Saved entries
★ ★ ★ ★ ★ ★ ★

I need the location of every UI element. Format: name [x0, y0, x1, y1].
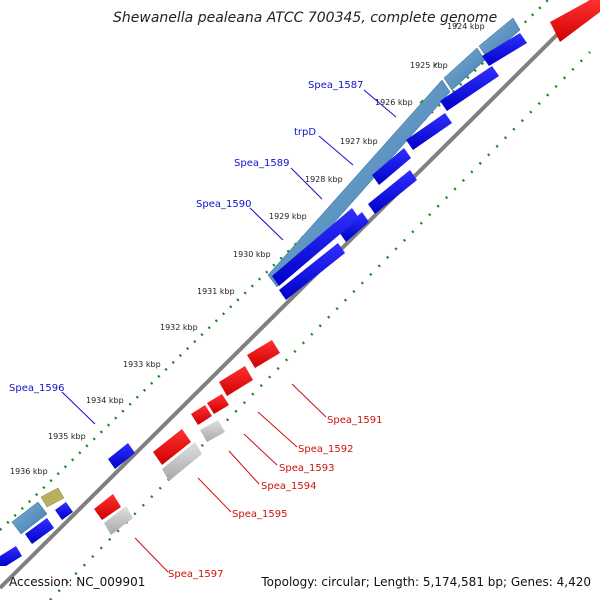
gene-label[interactable]: Spea_1591 [327, 415, 382, 426]
tick-label: 1934 kbp [86, 396, 124, 405]
gene-label[interactable]: Spea_1590 [196, 199, 251, 210]
tick-label: 1927 kbp [340, 137, 378, 146]
gene-arrow-reverse[interactable] [94, 494, 121, 520]
gene-label[interactable]: Spea_1594 [261, 481, 316, 492]
forward-label-leaders [61, 89, 397, 425]
gene-arrow-forward[interactable] [0, 546, 22, 566]
tick-label: 1932 kbp [160, 323, 198, 332]
forward-gene-labels: Spea_1587 trpD Spea_1589 Spea_1590 Spea_… [9, 80, 363, 394]
operon-feature[interactable] [11, 501, 48, 535]
gene-arrow-other[interactable] [162, 442, 202, 481]
tick-label: 1925 kbp [410, 61, 448, 70]
gene-arrow-reverse[interactable] [550, 0, 600, 42]
gene-arrow-forward[interactable] [482, 33, 527, 66]
tick-label: 1929 kbp [269, 212, 307, 221]
gene-label[interactable]: Spea_1589 [234, 158, 289, 169]
reverse-cds-track [94, 0, 600, 535]
gene-arrow-forward[interactable] [55, 502, 73, 520]
tick-label: 1926 kbp [375, 98, 413, 107]
gene-arrow-forward[interactable] [25, 518, 54, 544]
tick-marks [419, 22, 459, 104]
gc-skew-track-inner [49, 51, 591, 600]
tick-label: 1933 kbp [123, 360, 161, 369]
gene-arrow-forward[interactable] [440, 66, 499, 111]
gene-arrow-forward[interactable] [368, 170, 417, 214]
tick-label: 1924 kbp [447, 22, 485, 31]
forward-operon-track [11, 17, 521, 535]
genome-backbone [0, 0, 594, 590]
gene-label[interactable]: Spea_1587 [308, 80, 363, 91]
gene-arrow-other[interactable] [200, 420, 225, 442]
gc-skew-track-outer [0, 0, 549, 531]
reverse-label-leaders [134, 383, 327, 573]
tick-label: 1931 kbp [197, 287, 235, 296]
misc-feature[interactable] [40, 487, 65, 508]
genome-stats-text: Topology: circular; Length: 5,174,581 bp… [260, 575, 591, 589]
gene-arrow-reverse[interactable] [219, 366, 253, 396]
map-title: Shewanella pealeana ATCC 700345, complet… [113, 10, 497, 26]
tick-label: 1930 kbp [233, 250, 271, 259]
gene-label[interactable]: Spea_1596 [9, 383, 64, 394]
gene-arrow-reverse[interactable] [191, 405, 212, 425]
gene-arrow-forward[interactable] [372, 148, 411, 185]
tick-label: 1935 kbp [48, 432, 86, 441]
gene-arrow-reverse[interactable] [247, 340, 280, 368]
forward-cds-track [0, 33, 527, 566]
gene-arrow-forward[interactable] [108, 443, 135, 469]
reverse-gene-labels: Spea_1591 Spea_1592 Spea_1593 Spea_1594 … [168, 415, 382, 580]
gene-label[interactable]: Spea_1595 [232, 509, 287, 520]
tick-labels: 1924 kbp 1925 kbp 1926 kbp 1927 kbp 1928… [10, 22, 485, 476]
gene-arrow-forward[interactable] [272, 208, 359, 286]
gene-arrow-forward[interactable] [339, 212, 369, 242]
operon-feature[interactable] [267, 79, 451, 288]
gene-arrow-other[interactable] [104, 506, 133, 535]
gene-label[interactable]: trpD [294, 127, 316, 138]
gene-arrow-forward[interactable] [406, 113, 452, 150]
gene-arrow-reverse[interactable] [153, 429, 191, 465]
gene-label[interactable]: Spea_1597 [168, 569, 223, 580]
tick-label: 1928 kbp [305, 175, 343, 184]
gene-label[interactable]: Spea_1592 [298, 444, 353, 455]
gene-arrow-reverse[interactable] [207, 394, 229, 414]
tick-label: 1936 kbp [10, 467, 48, 476]
gene-arrow-forward[interactable] [279, 243, 345, 300]
accession-text: Accession: NC_009901 [9, 575, 145, 589]
gene-label[interactable]: Spea_1593 [279, 463, 334, 474]
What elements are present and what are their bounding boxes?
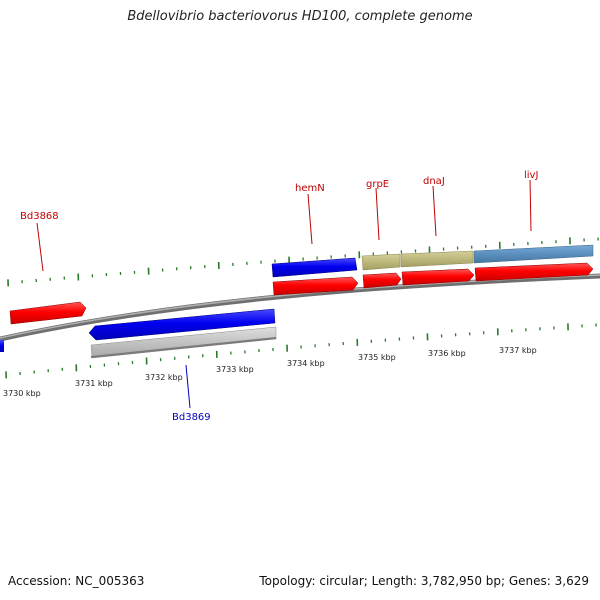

★ ★ ★ ★ ★ ★ ★

* Work request *
Print every entry exactly as written, without the pictures.

* Response *
I need the location of every UI element. Format: name [x0, y0, x1, y1].
gene-label[interactable]: Spea_1591 [327, 415, 382, 426]
tick-label: 1934 kbp [86, 396, 124, 405]
gene-label[interactable]: Spea_1590 [196, 199, 251, 210]
tick-label: 1927 kbp [340, 137, 378, 146]
gene-arrow-reverse[interactable] [94, 494, 121, 520]
gene-label[interactable]: Spea_1594 [261, 481, 316, 492]
forward-label-leaders [61, 89, 397, 425]
gene-arrow-forward[interactable] [0, 546, 22, 566]
tick-label: 1932 kbp [160, 323, 198, 332]
forward-gene-labels: Spea_1587 trpD Spea_1589 Spea_1590 Spea_… [9, 80, 363, 394]
operon-feature[interactable] [11, 501, 48, 535]
gene-arrow-other[interactable] [162, 442, 202, 481]
tick-label: 1925 kbp [410, 61, 448, 70]
gene-arrow-reverse[interactable] [550, 0, 600, 42]
gene-arrow-forward[interactable] [482, 33, 527, 66]
tick-label: 1929 kbp [269, 212, 307, 221]
gene-label[interactable]: Spea_1589 [234, 158, 289, 169]
reverse-cds-track [94, 0, 600, 535]
gene-arrow-forward[interactable] [55, 502, 73, 520]
tick-label: 1926 kbp [375, 98, 413, 107]
gene-arrow-forward[interactable] [25, 518, 54, 544]
tick-marks [419, 22, 459, 104]
gc-skew-track-inner [49, 51, 591, 600]
tick-label: 1933 kbp [123, 360, 161, 369]
gene-arrow-forward[interactable] [440, 66, 499, 111]
gene-arrow-forward[interactable] [368, 170, 417, 214]
tick-label: 1924 kbp [447, 22, 485, 31]
forward-operon-track [11, 17, 521, 535]
genome-backbone [0, 0, 594, 590]
gene-label[interactable]: Spea_1587 [308, 80, 363, 91]
gene-arrow-other[interactable] [200, 420, 225, 442]
gc-skew-track-outer [0, 0, 549, 531]
reverse-label-leaders [134, 383, 327, 573]
tick-label: 1931 kbp [197, 287, 235, 296]
misc-feature[interactable] [40, 487, 65, 508]
genome-stats-text: Topology: circular; Length: 5,174,581 bp… [260, 575, 591, 589]
gene-arrow-reverse[interactable] [219, 366, 253, 396]
map-title: Shewanella pealeana ATCC 700345, complet… [113, 10, 497, 26]
tick-label: 1930 kbp [233, 250, 271, 259]
gene-label[interactable]: Spea_1596 [9, 383, 64, 394]
gene-arrow-reverse[interactable] [191, 405, 212, 425]
gene-arrow-forward[interactable] [372, 148, 411, 185]
tick-label: 1935 kbp [48, 432, 86, 441]
gene-arrow-reverse[interactable] [247, 340, 280, 368]
forward-cds-track [0, 33, 527, 566]
gene-arrow-forward[interactable] [108, 443, 135, 469]
reverse-gene-labels: Spea_1591 Spea_1592 Spea_1593 Spea_1594 … [168, 415, 382, 580]
gene-label[interactable]: Spea_1595 [232, 509, 287, 520]
tick-labels: 1924 kbp 1925 kbp 1926 kbp 1927 kbp 1928… [10, 22, 485, 476]
gene-arrow-forward[interactable] [272, 208, 359, 286]
gene-arrow-forward[interactable] [339, 212, 369, 242]
operon-feature[interactable] [267, 79, 451, 288]
gene-arrow-other[interactable] [104, 506, 133, 535]
gene-label[interactable]: trpD [294, 127, 316, 138]
gene-arrow-forward[interactable] [406, 113, 452, 150]
gene-arrow-reverse[interactable] [153, 429, 191, 465]
gene-label[interactable]: Spea_1597 [168, 569, 223, 580]
tick-label: 1928 kbp [305, 175, 343, 184]
gene-label[interactable]: Spea_1592 [298, 444, 353, 455]
gene-arrow-reverse[interactable] [207, 394, 229, 414]
tick-label: 1936 kbp [10, 467, 48, 476]
gene-arrow-forward[interactable] [279, 243, 345, 300]
accession-text: Accession: NC_009901 [9, 575, 145, 589]
gene-label[interactable]: Spea_1593 [279, 463, 334, 474]
What elements are present and what are their bounding boxes?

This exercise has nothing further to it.